Records that describe figures
◆ ◆ ◆ ◆ ◆ ◆ ◆

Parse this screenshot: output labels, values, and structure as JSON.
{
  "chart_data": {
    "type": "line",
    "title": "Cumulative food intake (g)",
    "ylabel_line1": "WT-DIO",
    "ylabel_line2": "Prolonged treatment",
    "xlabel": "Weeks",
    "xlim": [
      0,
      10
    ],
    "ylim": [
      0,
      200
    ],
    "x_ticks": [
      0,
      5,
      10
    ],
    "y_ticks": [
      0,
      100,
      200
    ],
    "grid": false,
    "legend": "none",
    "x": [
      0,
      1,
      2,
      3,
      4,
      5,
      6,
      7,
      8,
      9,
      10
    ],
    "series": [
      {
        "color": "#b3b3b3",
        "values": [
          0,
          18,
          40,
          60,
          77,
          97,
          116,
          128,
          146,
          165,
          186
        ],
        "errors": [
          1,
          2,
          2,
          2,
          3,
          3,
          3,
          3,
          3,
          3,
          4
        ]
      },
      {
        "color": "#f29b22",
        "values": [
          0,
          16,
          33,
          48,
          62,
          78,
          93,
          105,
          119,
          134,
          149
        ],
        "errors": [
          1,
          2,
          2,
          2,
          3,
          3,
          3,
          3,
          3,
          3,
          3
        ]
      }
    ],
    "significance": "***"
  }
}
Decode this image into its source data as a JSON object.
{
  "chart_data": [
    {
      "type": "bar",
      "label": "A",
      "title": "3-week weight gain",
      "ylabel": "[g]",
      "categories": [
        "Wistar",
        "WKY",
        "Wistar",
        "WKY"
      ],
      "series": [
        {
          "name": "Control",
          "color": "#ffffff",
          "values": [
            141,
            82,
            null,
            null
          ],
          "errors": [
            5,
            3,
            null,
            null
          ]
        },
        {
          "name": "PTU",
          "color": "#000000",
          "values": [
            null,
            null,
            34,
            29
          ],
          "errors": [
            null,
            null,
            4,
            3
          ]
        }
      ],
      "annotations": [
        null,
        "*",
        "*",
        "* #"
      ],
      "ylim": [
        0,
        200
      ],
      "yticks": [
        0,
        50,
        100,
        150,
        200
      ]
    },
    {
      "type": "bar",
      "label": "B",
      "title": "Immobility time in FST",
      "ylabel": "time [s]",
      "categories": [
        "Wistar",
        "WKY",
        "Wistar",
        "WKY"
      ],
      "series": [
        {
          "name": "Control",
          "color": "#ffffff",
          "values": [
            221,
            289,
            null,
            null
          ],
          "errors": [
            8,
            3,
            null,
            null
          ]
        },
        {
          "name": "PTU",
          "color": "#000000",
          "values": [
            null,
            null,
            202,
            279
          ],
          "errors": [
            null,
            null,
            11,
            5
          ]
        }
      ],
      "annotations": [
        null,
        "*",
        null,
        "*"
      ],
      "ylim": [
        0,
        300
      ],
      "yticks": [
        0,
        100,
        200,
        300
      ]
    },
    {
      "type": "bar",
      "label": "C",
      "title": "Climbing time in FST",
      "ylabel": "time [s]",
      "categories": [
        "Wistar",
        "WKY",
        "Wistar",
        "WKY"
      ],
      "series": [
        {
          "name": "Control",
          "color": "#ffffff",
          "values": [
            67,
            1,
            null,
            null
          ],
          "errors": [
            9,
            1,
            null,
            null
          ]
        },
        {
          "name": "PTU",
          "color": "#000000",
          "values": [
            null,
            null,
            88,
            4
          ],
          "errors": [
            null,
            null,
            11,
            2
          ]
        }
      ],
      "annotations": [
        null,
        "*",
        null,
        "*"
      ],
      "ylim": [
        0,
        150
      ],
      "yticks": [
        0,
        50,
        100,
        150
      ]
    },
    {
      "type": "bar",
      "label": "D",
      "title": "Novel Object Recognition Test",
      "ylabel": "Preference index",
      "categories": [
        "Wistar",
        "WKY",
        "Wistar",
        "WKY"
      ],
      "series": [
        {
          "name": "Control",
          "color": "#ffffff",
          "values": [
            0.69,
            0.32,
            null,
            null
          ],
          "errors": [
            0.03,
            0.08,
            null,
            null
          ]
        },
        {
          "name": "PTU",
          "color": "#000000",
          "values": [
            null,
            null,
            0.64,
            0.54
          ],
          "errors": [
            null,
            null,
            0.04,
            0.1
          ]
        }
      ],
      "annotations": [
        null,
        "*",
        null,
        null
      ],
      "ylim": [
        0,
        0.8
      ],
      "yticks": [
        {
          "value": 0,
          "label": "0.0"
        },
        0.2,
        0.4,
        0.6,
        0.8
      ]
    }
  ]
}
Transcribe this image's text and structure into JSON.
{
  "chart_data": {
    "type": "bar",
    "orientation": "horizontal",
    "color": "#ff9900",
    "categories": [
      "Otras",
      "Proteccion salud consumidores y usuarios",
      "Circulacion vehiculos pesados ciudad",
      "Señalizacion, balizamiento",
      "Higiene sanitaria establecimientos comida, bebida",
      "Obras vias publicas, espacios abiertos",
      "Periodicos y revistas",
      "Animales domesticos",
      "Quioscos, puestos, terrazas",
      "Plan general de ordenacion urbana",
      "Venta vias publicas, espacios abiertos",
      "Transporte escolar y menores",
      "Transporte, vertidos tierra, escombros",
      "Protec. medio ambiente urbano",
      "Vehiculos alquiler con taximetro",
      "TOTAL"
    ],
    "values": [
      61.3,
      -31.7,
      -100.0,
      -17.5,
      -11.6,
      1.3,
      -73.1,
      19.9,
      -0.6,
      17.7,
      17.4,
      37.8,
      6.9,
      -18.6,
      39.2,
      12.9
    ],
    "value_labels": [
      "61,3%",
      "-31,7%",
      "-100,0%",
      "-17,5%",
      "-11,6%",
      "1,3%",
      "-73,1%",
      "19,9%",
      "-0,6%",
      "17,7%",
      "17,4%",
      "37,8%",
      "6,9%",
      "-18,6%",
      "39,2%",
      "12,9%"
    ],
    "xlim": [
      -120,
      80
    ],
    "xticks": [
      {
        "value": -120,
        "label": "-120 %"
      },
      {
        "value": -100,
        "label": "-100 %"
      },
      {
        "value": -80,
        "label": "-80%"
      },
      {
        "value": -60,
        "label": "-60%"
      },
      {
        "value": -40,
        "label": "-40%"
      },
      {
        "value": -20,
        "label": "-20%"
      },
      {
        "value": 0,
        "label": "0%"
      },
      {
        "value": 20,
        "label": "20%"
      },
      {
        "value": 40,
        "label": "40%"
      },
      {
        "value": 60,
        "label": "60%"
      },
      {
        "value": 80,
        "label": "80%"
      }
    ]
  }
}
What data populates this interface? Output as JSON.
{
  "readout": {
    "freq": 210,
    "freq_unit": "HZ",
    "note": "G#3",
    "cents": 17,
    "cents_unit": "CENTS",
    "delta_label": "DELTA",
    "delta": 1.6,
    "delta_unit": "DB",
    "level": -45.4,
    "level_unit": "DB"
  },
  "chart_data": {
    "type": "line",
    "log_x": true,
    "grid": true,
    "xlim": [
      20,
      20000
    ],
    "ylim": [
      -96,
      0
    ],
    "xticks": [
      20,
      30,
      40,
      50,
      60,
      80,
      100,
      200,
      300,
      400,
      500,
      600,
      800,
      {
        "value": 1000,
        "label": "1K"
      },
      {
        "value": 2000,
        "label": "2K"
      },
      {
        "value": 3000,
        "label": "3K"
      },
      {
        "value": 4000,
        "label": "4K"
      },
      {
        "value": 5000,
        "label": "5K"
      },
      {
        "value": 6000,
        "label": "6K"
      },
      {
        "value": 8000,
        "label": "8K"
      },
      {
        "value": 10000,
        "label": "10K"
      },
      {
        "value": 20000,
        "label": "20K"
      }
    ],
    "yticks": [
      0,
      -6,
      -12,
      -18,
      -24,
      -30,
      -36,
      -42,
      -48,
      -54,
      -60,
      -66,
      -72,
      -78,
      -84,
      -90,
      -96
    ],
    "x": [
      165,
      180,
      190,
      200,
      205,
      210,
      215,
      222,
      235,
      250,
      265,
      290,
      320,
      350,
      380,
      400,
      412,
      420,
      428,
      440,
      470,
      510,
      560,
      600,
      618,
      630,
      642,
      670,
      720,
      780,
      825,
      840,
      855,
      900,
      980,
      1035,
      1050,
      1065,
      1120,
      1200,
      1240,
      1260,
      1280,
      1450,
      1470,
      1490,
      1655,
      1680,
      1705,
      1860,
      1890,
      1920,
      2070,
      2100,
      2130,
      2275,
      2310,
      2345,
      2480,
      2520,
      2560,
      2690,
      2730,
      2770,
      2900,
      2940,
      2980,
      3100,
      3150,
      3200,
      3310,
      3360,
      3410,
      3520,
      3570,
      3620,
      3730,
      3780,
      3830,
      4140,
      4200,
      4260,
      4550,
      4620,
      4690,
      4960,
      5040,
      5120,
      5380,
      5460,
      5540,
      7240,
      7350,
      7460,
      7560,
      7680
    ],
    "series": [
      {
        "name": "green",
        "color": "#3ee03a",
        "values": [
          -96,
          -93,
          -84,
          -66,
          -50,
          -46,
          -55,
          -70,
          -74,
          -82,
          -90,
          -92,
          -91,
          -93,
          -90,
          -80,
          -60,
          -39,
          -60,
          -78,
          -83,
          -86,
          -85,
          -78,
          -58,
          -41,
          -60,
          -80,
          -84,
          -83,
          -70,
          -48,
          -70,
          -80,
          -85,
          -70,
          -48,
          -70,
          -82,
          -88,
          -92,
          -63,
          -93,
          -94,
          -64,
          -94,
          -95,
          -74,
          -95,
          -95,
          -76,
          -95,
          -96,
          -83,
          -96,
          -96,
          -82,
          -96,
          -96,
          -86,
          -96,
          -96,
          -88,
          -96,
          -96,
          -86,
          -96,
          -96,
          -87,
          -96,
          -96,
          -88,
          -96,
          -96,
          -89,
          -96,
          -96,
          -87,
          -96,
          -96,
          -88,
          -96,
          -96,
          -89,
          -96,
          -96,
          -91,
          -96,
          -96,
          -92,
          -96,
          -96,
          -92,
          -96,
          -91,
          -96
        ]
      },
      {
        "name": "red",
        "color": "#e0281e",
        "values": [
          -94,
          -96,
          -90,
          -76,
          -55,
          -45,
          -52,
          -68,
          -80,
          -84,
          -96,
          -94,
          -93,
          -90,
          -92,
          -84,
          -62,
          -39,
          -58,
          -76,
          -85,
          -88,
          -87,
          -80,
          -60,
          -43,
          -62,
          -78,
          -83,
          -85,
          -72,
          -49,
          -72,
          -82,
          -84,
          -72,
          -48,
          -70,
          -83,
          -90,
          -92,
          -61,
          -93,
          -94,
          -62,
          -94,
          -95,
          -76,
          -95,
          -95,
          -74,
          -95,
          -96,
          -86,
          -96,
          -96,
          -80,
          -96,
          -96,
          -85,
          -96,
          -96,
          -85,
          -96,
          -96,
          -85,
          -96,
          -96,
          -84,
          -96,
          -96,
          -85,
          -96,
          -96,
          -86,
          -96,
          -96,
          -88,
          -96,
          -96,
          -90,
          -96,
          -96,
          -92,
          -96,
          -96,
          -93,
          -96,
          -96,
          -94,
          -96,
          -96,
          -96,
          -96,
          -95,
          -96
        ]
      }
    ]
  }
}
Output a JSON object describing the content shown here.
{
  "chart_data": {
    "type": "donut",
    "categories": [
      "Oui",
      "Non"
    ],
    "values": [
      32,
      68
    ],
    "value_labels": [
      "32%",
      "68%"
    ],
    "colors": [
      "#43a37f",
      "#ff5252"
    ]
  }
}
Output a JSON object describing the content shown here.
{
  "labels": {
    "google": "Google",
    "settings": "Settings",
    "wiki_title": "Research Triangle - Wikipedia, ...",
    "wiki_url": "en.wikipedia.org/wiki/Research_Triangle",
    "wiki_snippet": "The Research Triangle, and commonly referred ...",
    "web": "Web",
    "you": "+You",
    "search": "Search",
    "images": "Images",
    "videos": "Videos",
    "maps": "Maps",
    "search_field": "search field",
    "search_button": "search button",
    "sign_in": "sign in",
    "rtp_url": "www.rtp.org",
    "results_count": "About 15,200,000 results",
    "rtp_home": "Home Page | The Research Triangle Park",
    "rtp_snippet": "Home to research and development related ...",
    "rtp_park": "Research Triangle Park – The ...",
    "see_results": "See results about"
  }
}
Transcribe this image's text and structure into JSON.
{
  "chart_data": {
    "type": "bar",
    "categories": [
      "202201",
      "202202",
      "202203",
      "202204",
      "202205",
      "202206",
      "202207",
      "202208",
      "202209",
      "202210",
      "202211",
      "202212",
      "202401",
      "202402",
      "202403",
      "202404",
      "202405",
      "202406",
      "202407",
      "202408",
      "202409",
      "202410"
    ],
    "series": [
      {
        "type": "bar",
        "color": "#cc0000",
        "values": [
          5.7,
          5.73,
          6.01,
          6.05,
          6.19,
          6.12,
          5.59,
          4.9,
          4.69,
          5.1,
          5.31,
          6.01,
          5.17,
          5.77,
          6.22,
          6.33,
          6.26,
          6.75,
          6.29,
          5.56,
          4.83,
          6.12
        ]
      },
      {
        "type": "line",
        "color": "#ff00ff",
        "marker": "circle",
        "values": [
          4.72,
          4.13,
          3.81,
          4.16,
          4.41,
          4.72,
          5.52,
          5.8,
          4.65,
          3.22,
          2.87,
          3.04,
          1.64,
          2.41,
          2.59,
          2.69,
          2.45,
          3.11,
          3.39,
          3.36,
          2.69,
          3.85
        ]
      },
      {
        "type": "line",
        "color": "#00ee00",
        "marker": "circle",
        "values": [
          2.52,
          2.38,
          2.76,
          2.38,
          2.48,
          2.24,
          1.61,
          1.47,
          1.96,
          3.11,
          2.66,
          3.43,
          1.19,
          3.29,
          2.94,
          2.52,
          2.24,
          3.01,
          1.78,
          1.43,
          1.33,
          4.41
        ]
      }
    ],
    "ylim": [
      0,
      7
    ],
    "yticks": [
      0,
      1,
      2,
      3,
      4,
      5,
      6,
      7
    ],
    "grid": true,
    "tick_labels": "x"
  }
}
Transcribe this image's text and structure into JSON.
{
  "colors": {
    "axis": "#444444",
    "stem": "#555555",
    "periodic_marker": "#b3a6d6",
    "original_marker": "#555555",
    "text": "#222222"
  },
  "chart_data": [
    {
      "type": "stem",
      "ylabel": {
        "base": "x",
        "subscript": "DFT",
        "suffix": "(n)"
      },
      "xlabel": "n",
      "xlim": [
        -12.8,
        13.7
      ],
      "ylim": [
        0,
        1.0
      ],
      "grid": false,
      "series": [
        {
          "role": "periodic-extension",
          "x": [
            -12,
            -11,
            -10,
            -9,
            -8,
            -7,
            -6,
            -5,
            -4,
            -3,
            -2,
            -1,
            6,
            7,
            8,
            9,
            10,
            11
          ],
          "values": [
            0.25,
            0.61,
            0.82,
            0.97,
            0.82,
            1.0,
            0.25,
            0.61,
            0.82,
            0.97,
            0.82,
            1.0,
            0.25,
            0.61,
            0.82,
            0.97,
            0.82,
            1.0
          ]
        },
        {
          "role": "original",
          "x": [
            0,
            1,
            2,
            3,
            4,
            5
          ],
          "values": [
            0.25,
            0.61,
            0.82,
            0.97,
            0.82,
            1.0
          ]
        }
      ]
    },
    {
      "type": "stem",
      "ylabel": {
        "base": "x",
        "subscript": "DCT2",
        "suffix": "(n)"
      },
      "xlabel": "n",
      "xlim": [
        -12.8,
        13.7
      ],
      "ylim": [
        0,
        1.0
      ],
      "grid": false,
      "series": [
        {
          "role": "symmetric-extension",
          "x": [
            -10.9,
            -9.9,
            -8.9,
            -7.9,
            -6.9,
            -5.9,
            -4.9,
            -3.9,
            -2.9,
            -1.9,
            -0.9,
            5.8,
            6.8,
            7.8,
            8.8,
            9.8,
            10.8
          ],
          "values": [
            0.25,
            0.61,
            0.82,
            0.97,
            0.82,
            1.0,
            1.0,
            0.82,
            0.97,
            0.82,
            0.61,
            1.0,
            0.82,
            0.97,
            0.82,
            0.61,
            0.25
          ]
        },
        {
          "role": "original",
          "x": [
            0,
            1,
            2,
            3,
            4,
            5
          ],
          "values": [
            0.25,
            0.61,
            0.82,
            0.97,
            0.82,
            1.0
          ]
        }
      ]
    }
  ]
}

◆ ◆ ◆ ◆ ◆ ◆ ◆

Collect the lines of the data that carry the word "abiertos".

      "Obras vias publicas, espacios abiertos",
      "Venta vias publicas, espacios abiertos",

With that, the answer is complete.